*THE PROBLEM*: For this exercise, copy out each line of the material below that includes "الأخلاق".

═════ PROVIDED DATA ═════

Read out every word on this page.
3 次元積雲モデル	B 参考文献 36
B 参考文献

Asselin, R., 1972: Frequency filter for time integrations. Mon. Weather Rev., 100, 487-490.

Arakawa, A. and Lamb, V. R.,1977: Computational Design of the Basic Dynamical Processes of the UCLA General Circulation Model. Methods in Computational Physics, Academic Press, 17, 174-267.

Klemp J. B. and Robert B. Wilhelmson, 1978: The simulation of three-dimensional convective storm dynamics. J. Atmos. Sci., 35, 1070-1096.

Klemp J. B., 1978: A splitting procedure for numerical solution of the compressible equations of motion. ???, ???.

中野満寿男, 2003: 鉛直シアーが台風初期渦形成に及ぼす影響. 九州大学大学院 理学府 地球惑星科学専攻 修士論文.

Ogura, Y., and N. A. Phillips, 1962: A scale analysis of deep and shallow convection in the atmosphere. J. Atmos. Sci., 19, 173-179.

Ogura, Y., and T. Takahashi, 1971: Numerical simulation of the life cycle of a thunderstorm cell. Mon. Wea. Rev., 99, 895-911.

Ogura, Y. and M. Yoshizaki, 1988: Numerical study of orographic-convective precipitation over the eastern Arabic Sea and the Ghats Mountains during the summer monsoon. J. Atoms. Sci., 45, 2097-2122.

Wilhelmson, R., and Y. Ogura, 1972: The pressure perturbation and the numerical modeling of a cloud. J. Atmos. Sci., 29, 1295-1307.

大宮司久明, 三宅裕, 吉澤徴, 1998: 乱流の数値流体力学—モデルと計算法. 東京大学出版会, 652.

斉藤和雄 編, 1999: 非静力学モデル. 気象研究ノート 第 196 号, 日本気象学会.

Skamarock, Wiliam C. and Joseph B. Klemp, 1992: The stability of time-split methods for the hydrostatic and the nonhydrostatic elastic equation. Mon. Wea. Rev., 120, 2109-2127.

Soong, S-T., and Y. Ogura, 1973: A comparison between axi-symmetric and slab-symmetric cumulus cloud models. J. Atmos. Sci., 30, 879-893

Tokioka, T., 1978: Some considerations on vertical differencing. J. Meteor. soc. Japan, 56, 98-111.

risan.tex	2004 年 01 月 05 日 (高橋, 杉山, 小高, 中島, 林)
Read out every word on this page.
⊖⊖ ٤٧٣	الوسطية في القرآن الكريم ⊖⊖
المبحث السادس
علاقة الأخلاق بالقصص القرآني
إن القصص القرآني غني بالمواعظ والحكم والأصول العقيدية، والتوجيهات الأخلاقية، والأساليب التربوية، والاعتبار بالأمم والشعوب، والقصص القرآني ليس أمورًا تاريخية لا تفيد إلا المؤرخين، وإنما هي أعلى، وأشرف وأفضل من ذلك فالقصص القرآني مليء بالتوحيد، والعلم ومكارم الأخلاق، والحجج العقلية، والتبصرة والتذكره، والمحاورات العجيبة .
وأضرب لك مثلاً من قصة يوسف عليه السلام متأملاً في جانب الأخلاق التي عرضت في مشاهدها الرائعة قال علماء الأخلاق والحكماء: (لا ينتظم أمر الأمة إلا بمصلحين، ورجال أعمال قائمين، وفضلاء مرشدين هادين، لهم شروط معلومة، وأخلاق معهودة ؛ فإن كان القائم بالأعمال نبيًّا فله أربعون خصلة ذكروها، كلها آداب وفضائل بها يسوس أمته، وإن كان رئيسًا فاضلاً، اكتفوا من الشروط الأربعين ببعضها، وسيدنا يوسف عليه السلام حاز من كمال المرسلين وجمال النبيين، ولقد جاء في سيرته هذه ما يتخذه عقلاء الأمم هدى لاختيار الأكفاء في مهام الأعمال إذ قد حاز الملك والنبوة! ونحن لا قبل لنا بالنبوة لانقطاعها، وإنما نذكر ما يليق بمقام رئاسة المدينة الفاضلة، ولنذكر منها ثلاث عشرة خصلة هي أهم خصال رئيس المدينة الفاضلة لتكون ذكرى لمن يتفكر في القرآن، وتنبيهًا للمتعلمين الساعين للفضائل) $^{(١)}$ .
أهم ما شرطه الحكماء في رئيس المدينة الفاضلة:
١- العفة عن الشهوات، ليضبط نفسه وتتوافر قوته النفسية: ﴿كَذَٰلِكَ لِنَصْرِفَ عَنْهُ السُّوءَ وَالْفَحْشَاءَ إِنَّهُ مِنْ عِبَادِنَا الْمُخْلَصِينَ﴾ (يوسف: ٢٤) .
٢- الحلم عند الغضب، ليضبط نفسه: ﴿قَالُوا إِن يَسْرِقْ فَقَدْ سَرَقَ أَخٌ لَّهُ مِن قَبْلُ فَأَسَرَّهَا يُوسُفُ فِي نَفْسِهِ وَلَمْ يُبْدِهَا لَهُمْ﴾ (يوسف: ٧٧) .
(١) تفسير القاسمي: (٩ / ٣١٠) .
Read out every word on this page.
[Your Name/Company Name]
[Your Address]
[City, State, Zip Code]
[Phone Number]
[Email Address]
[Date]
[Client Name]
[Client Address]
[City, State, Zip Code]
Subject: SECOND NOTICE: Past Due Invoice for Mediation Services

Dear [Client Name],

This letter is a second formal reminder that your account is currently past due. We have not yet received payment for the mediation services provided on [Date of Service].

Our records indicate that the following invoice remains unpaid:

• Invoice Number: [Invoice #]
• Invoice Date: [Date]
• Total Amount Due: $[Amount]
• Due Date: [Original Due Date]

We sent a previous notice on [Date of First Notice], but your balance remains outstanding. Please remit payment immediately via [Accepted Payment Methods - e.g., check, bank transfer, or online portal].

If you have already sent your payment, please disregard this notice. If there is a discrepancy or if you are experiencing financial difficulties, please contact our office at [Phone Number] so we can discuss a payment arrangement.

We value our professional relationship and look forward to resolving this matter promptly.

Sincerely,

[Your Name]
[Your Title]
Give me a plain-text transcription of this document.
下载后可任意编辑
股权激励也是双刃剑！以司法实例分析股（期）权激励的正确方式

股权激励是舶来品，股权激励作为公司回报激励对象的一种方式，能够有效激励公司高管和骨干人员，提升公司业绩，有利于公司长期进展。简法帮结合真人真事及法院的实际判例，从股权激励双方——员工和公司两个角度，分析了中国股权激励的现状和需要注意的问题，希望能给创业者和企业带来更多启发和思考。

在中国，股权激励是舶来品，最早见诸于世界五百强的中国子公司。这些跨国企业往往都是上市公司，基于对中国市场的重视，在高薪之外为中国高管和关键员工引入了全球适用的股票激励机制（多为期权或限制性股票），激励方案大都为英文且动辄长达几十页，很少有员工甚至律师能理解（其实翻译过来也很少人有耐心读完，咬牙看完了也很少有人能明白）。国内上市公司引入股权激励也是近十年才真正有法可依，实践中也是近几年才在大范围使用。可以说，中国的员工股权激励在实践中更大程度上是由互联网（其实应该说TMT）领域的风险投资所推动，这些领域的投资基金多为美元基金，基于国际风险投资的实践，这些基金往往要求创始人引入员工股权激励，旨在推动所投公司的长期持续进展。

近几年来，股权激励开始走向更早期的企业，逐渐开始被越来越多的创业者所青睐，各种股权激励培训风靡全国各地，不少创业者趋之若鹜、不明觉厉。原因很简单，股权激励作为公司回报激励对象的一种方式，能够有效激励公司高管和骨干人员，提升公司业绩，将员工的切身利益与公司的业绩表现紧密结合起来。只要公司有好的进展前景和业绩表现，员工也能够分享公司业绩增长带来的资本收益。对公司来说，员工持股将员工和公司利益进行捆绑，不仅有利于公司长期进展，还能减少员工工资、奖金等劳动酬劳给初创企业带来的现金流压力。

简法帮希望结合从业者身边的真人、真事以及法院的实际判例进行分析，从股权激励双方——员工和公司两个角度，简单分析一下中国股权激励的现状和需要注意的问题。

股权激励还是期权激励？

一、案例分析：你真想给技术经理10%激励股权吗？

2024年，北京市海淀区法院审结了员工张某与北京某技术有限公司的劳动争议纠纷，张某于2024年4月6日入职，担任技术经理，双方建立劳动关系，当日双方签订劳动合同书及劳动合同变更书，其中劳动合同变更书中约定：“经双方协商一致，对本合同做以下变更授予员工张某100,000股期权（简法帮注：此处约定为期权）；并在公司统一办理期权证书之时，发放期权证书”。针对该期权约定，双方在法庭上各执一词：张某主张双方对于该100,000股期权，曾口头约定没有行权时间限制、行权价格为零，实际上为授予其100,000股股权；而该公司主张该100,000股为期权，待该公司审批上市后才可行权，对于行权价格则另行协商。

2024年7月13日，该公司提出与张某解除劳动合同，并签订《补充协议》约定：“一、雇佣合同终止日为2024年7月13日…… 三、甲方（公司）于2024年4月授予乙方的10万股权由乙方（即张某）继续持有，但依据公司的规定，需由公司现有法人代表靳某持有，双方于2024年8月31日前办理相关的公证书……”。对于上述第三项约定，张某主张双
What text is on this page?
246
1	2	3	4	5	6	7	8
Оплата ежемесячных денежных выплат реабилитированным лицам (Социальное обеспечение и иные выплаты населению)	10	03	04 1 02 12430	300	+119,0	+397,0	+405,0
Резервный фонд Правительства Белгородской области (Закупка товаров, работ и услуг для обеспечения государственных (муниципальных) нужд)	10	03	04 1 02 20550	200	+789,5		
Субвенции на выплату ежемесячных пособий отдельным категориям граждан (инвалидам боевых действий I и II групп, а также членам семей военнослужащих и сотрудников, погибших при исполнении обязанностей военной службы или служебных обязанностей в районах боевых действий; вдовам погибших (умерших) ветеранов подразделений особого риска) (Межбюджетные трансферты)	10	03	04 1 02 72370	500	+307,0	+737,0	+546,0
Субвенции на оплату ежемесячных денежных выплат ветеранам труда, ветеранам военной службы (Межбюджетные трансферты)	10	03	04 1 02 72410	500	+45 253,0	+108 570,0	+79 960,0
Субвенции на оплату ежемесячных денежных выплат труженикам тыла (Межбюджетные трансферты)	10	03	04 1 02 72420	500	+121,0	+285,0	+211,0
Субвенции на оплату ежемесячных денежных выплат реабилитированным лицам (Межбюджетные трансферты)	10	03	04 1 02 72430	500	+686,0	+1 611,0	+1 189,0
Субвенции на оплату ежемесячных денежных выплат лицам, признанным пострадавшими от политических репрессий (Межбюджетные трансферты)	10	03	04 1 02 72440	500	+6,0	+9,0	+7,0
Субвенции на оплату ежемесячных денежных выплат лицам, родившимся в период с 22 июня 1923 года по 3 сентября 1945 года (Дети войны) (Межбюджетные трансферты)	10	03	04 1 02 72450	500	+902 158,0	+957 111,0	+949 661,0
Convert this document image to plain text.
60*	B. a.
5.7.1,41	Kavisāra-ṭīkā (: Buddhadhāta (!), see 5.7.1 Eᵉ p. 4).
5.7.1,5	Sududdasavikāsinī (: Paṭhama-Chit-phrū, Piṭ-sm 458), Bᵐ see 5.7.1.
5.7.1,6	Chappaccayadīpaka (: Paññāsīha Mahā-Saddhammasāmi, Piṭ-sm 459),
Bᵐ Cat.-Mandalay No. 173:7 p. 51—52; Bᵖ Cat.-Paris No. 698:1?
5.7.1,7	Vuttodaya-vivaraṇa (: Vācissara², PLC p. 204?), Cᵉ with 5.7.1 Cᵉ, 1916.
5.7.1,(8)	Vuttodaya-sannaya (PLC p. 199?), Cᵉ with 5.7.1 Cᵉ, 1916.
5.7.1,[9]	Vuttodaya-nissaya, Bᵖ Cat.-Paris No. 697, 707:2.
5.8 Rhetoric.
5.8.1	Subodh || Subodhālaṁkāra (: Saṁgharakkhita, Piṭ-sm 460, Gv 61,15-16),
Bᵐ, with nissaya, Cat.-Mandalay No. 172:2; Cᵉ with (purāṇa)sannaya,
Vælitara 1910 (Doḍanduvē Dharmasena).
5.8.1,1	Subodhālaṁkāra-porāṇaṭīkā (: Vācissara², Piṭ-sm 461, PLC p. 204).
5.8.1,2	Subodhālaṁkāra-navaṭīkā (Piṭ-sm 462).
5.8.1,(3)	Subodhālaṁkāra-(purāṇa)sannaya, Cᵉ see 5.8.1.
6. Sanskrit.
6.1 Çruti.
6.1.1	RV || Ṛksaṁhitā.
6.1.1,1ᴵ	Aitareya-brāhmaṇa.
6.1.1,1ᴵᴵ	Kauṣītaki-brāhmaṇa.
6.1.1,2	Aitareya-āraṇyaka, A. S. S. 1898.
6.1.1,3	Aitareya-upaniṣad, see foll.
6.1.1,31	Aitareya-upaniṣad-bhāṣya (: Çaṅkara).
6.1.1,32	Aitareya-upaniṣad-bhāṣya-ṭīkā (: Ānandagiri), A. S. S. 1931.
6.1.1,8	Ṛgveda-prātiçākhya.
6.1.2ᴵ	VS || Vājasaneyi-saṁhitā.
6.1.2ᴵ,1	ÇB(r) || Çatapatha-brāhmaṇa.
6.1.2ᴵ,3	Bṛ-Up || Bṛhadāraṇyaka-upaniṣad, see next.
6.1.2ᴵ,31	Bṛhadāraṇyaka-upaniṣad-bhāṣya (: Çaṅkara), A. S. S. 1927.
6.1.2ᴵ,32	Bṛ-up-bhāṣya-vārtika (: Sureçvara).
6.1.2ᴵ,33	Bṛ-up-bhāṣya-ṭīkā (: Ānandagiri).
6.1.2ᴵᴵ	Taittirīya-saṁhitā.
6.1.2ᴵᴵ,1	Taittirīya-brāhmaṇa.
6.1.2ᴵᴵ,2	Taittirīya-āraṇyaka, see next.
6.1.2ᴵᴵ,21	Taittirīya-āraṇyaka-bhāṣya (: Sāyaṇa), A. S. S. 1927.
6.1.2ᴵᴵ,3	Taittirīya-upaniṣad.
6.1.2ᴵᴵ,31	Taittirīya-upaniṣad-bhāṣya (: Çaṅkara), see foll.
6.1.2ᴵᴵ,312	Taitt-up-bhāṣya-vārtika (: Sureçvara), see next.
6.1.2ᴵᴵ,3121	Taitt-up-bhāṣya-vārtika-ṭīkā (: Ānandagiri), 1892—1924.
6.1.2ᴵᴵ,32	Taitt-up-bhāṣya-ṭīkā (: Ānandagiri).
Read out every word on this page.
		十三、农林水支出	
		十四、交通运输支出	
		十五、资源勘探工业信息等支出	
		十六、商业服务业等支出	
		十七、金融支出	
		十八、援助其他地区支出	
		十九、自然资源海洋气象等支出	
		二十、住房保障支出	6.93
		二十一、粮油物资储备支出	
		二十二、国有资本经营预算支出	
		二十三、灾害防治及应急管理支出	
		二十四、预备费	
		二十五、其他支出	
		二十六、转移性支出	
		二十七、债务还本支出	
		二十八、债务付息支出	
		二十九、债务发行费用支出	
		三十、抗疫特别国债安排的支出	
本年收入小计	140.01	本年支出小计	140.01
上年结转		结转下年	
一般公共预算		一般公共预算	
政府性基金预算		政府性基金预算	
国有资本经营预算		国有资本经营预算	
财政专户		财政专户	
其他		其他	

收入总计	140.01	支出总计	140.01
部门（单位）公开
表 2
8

═════

*WRITTEN REPLY*:
علاقة الأخلاق بالقصص القرآني
إن القصص القرآني غني بالمواعظ والحكم والأصول العقيدية، والتوجيهات الأخلاقية، والأساليب التربوية، والاعتبار بالأمم والشعوب، والقصص القرآني ليس أمورًا تاريخية لا تفيد إلا المؤرخين، وإنما هي أعلى، وأشرف وأفضل من ذلك فالقصص القرآني مليء بالتوحيد، والعلم ومكارم الأخلاق، والحجج العقلية، والتبصرة والتذكره، والمحاورات العجيبة .
وأضرب لك مثلاً من قصة يوسف عليه السلام متأملاً في جانب الأخلاق التي عرضت في مشاهدها الرائعة قال علماء الأخلاق والحكماء: (لا ينتظم أمر الأمة إلا بمصلحين، ورجال أعمال قائمين، وفضلاء مرشدين هادين، لهم شروط معلومة، وأخلاق معهودة ؛ فإن كان القائم بالأعمال نبيًّا فله أربعون خصلة ذكروها، كلها آداب وفضائل بها يسوس أمته، وإن كان رئيسًا فاضلاً، اكتفوا من الشروط الأربعين ببعضها، وسيدنا يوسف عليه السلام حاز من كمال المرسلين وجمال النبيين، ولقد جاء في سيرته هذه ما يتخذه عقلاء الأمم هدى لاختيار الأكفاء في مهام الأعمال إذ قد حاز الملك والنبوة! ونحن لا قبل لنا بالنبوة لانقطاعها، وإنما نذكر ما يليق بمقام رئاسة المدينة الفاضلة، ولنذكر منها ثلاث عشرة خصلة هي أهم خصال رئيس المدينة الفاضلة لتكون ذكرى لمن يتفكر في القرآن، وتنبيهًا للمتعلمين الساعين للفضائل) $^{(١)}$ .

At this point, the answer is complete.